Data section:
+++++

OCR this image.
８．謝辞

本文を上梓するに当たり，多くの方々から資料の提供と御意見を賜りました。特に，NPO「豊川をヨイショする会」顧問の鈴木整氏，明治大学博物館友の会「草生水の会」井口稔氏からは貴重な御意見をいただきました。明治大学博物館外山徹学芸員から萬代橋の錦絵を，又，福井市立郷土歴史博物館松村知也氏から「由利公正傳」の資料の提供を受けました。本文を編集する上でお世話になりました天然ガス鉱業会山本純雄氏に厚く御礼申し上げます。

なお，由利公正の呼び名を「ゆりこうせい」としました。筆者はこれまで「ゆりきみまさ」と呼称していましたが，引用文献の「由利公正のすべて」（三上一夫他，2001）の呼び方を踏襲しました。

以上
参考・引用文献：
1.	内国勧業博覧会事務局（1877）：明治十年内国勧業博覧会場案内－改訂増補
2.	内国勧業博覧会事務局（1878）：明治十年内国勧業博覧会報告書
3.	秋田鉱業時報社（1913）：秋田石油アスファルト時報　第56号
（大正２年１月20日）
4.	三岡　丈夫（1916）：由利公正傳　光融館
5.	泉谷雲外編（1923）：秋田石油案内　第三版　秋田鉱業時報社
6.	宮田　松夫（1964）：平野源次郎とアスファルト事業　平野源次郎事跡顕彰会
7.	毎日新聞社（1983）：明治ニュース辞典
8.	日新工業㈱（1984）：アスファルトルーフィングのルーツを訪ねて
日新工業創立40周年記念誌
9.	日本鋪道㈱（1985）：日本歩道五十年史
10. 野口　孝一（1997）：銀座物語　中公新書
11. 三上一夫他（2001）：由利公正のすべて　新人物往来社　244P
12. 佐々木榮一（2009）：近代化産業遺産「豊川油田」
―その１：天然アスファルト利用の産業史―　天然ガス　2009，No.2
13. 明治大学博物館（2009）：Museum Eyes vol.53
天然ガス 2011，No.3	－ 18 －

+++++

Request:
Whenever "由利公正のすべて" turns up in a line, pick that line out.

Answer to this problem:
なお，由利公正の呼び名を「ゆりこうせい」としました。筆者はこれまで「ゆりきみまさ」と呼称していましたが，引用文献の「由利公正のすべて」（三上一夫他，2001）の呼び方を踏襲しました。
11. 三上一夫他（2001）：由利公正のすべて　新人物往来社　244P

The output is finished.